* Begin Page excerpt *

All Things Considered
To recap: we recognise fitness is not an optional extra but a must. As such, it is more than deserving of a practice mindset. And, unless we happen to have a long history of fitness wins on the board— and even then— we’re best to approach this with humility.
But, we start from where we’re at. With fitness as an afterthought we’re bashing away at as long as we have to. Or as long as we can. Because most of the time we can’t. So we push it to the back burner in favour of more important things.
Sacrificing first, that which improves everything else. And feeling justified, comfortable, rational in doing so.
And that, as ever, is some distance from reality.
Consider what we might come to include under the heading ‘fitness practice’
Short answer:
Every. Thing.
As detailed last week, the dojo, studio or other dedicated space marks the threshold for the more narrowly defined practice. Even then, the idea of any practice is for the underpinning qualities (the virtues) to transcend these boundaries and bleed into your broader life.

* End Page excerpt *
* Begin Items *

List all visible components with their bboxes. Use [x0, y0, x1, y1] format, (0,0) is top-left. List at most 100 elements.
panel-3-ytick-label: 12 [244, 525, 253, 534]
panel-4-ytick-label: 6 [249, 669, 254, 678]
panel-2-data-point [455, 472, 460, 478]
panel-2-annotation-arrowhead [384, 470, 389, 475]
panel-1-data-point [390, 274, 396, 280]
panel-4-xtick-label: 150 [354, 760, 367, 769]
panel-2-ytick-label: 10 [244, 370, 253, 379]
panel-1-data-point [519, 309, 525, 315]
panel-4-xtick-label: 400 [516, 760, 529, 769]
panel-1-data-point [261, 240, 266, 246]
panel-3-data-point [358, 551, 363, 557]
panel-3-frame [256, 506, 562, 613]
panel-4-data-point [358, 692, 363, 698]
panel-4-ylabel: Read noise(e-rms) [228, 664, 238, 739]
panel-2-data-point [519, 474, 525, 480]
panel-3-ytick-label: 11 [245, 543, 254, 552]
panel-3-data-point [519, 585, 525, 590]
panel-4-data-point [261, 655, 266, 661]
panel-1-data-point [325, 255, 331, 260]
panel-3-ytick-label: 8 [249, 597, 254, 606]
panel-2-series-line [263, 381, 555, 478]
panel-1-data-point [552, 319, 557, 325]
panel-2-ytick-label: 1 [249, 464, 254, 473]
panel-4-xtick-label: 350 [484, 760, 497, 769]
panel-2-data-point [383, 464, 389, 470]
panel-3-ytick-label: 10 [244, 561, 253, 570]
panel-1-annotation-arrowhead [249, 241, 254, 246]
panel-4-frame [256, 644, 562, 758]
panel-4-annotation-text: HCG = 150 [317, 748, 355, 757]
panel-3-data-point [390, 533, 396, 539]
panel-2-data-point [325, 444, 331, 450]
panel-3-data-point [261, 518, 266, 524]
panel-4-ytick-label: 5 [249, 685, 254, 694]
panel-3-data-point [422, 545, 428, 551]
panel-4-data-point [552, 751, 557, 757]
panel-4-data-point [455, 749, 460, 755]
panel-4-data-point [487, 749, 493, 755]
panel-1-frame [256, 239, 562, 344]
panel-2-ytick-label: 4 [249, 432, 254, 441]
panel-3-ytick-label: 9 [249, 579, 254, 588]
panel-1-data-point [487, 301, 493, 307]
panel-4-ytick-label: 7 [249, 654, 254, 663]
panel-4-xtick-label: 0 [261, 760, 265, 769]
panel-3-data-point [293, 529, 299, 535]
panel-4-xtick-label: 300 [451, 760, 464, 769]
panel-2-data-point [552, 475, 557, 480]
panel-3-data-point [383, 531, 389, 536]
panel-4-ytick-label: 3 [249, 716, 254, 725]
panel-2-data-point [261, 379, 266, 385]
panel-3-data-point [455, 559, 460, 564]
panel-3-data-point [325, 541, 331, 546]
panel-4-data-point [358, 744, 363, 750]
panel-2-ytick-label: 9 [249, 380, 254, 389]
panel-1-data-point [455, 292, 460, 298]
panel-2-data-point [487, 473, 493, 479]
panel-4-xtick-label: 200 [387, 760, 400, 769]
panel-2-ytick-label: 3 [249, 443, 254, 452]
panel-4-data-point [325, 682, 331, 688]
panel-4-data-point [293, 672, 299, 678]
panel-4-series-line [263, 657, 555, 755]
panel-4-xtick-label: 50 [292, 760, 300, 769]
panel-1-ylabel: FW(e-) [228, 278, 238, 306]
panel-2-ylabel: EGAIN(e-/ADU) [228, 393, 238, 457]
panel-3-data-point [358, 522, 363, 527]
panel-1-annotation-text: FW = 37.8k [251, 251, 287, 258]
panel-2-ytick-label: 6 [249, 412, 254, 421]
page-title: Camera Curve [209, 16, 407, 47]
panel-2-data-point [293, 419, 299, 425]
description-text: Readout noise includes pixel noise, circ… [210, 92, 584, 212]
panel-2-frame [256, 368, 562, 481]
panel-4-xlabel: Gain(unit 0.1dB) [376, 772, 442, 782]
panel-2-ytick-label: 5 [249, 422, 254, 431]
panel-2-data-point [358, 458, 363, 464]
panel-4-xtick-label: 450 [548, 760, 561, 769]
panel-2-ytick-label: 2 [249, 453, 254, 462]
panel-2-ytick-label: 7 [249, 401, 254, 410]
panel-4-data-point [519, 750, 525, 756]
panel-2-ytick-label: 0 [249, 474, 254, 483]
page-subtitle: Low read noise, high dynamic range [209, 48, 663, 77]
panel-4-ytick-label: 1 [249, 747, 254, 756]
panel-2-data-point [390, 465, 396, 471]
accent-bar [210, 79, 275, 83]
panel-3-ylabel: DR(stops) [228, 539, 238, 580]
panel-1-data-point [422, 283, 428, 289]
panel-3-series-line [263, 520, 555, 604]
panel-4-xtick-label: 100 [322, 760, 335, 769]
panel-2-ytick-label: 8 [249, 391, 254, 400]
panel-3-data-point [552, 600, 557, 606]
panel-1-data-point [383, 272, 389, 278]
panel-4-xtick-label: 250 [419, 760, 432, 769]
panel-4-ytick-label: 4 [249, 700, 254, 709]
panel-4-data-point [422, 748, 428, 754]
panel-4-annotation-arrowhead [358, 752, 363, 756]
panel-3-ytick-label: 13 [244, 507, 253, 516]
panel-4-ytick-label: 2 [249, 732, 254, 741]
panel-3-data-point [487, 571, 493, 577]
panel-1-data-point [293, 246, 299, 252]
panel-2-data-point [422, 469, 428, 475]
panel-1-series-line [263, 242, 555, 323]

* End Items *

Problems and tasks ::
1. In the fitness essay, rewrite the part that opens with the words containing "All Things Considered" and closes with "more important things.", substituting "patience" for "humility".
2. Which words in the fitness essay describe how we feel when we sacrifice fitness first?

Final results ::
1.
All Things Considered
To recap: we recognise fitness is not an optional extra but a must. As such, it is more than deserving of a practice mindset. And, unless we happen to have a long history of fitness wins on the board— and even then— we’re best to approach this with patience.
But, we start from where we’re at. With fitness as an afterthought we’re bashing away at as long as we have to. Or as long as we can. Because most of the time we can’t. So we push it to the back burner in favour of more important things.

2. justified, comfortable, rational